** START Listed records **

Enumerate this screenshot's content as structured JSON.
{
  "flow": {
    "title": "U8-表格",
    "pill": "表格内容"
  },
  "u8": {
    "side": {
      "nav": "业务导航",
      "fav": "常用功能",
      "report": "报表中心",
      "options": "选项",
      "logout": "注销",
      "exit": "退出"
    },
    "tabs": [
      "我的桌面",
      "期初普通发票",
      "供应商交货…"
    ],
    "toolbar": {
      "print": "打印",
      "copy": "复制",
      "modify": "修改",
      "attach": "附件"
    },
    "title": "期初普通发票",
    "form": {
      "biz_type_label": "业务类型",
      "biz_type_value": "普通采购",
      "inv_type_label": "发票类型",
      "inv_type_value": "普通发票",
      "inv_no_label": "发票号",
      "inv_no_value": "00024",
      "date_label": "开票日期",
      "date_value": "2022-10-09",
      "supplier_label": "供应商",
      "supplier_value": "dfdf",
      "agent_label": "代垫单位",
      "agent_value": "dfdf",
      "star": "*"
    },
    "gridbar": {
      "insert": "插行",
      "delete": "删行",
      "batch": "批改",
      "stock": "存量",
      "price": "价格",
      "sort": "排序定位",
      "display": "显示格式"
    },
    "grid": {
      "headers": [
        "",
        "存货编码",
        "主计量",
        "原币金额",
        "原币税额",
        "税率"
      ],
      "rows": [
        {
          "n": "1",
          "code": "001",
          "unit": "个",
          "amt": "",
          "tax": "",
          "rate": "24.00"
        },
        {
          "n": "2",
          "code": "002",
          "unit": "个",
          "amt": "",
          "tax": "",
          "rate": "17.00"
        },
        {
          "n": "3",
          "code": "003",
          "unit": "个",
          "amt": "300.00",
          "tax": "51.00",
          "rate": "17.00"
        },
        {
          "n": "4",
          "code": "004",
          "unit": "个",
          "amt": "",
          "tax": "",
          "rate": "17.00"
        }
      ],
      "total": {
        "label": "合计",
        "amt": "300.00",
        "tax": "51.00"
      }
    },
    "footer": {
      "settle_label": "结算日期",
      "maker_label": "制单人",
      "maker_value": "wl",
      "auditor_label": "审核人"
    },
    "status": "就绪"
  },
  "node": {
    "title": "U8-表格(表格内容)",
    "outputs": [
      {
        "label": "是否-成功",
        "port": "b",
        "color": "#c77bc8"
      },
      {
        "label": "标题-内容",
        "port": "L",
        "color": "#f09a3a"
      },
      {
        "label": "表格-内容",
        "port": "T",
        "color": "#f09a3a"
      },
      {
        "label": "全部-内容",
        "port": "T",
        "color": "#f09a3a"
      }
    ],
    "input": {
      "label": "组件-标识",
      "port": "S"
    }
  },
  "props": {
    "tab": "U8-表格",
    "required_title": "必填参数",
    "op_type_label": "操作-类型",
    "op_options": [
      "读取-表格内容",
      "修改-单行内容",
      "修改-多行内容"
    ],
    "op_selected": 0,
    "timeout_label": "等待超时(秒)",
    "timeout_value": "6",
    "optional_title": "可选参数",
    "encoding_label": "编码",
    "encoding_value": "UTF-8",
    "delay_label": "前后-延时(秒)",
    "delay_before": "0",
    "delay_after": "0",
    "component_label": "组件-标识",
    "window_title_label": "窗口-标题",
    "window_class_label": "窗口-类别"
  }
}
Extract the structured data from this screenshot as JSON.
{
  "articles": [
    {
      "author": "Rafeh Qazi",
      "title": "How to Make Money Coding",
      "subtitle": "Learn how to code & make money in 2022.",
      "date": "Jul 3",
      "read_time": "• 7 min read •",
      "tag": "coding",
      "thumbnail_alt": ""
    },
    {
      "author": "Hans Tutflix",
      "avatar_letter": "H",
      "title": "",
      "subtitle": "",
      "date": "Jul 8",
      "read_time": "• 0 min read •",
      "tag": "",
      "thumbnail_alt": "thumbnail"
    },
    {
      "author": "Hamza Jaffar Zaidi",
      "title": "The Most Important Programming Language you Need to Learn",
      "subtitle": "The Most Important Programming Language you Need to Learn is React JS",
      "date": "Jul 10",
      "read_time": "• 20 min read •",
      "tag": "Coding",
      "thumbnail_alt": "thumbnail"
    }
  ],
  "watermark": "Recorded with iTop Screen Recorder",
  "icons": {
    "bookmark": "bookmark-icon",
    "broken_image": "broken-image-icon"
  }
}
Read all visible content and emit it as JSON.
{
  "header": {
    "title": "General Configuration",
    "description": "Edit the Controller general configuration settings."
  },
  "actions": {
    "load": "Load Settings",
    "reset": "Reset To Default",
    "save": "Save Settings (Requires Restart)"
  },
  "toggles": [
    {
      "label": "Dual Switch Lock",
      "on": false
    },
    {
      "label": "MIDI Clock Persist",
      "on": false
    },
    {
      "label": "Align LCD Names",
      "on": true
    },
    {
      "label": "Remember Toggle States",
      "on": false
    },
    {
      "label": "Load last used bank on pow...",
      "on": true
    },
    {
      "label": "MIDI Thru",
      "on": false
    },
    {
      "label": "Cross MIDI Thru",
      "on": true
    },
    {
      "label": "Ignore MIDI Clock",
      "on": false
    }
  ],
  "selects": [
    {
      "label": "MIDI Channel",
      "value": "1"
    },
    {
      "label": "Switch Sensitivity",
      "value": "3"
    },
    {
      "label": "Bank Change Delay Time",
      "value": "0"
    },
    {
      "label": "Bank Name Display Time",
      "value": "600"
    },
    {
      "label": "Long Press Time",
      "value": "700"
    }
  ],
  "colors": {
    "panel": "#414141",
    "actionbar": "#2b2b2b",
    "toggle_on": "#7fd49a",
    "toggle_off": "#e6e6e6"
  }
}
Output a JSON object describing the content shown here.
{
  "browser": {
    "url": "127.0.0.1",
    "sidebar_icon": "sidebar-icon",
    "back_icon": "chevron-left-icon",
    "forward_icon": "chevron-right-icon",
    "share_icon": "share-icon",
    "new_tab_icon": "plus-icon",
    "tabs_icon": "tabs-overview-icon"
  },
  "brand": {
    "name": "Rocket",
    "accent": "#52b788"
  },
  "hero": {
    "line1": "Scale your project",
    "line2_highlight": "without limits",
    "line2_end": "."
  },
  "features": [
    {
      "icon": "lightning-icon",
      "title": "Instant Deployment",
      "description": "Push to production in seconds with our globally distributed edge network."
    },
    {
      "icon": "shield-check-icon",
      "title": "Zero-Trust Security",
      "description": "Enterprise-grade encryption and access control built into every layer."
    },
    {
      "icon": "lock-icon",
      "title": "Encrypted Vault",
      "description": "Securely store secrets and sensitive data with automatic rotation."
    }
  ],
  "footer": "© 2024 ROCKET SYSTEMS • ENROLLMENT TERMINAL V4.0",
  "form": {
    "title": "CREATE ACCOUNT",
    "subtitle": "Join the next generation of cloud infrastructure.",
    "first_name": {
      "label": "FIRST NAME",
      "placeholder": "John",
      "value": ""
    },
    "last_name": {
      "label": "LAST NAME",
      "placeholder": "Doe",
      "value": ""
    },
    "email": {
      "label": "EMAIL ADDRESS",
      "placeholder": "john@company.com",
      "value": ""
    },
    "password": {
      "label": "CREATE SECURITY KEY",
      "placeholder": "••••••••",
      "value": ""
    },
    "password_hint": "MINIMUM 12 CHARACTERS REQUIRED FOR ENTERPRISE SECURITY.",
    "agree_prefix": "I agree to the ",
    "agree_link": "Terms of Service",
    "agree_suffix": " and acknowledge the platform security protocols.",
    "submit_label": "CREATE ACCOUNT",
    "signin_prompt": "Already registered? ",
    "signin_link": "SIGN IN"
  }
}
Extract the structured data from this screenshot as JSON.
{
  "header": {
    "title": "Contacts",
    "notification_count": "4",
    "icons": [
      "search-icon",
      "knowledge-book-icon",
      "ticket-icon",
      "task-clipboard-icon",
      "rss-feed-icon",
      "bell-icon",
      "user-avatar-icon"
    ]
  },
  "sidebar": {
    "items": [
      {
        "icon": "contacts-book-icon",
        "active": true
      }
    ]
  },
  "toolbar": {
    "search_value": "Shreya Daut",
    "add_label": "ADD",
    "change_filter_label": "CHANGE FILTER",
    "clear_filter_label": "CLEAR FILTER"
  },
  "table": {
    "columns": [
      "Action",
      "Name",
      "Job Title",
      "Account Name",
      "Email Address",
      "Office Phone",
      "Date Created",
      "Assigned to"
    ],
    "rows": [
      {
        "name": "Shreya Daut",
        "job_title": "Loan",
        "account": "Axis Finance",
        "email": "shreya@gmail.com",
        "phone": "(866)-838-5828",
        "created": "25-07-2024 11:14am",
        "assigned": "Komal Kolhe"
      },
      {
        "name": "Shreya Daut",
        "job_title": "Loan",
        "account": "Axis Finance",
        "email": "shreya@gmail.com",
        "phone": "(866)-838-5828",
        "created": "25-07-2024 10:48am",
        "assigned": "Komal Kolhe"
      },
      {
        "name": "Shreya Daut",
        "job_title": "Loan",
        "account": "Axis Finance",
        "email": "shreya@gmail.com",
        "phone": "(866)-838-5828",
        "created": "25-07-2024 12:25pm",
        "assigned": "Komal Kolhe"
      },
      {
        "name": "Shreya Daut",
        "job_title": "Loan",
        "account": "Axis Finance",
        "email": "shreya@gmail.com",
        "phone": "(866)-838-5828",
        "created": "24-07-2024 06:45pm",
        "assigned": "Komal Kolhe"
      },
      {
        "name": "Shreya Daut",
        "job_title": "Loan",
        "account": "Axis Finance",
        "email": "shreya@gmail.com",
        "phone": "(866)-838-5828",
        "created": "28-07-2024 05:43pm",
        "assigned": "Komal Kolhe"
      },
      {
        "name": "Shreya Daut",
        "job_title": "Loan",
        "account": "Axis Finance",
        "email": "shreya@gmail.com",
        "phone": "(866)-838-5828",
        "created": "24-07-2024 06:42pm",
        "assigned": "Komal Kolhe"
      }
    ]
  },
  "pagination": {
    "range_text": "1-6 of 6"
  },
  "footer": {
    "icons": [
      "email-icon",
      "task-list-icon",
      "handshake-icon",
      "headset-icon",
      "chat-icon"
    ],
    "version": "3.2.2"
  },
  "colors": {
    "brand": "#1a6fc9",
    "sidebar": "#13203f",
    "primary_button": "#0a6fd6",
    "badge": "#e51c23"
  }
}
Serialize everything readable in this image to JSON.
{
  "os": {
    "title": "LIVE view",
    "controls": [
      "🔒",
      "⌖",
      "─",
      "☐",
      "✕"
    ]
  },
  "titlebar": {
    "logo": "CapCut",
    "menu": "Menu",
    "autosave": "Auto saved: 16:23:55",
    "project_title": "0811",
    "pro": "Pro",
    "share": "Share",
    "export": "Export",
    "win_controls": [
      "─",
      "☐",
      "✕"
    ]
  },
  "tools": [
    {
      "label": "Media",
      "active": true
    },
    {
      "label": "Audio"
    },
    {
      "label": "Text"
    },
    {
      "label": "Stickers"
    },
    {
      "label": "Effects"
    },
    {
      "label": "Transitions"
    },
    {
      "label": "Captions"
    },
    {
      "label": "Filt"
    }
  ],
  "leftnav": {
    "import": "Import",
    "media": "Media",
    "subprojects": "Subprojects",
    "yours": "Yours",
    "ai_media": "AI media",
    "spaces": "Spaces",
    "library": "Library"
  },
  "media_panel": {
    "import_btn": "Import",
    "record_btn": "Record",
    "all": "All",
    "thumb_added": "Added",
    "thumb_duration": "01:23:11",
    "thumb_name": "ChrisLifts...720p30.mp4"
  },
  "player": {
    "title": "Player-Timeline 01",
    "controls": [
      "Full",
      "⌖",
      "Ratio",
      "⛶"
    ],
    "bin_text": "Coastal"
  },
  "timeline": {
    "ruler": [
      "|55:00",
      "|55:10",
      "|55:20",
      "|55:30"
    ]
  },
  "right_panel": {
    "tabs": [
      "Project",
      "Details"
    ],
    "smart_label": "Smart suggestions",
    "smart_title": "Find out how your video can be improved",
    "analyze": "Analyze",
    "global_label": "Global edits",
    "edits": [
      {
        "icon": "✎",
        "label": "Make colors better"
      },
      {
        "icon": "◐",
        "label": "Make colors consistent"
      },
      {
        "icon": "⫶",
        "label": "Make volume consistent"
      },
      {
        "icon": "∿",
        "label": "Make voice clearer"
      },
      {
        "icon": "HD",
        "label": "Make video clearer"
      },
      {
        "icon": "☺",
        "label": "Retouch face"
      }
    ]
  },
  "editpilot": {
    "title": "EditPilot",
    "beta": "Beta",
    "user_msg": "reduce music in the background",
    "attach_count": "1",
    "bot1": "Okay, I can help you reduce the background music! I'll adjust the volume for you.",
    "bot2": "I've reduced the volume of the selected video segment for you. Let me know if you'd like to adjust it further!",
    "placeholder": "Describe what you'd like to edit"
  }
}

** END Listed records **

Written request
Return every line from the records above that holds the word "FILTER".

Answer for the task
    "change_filter_label": "CHANGE FILTER",
    "clear_filter_label": "CLEAR FILTER"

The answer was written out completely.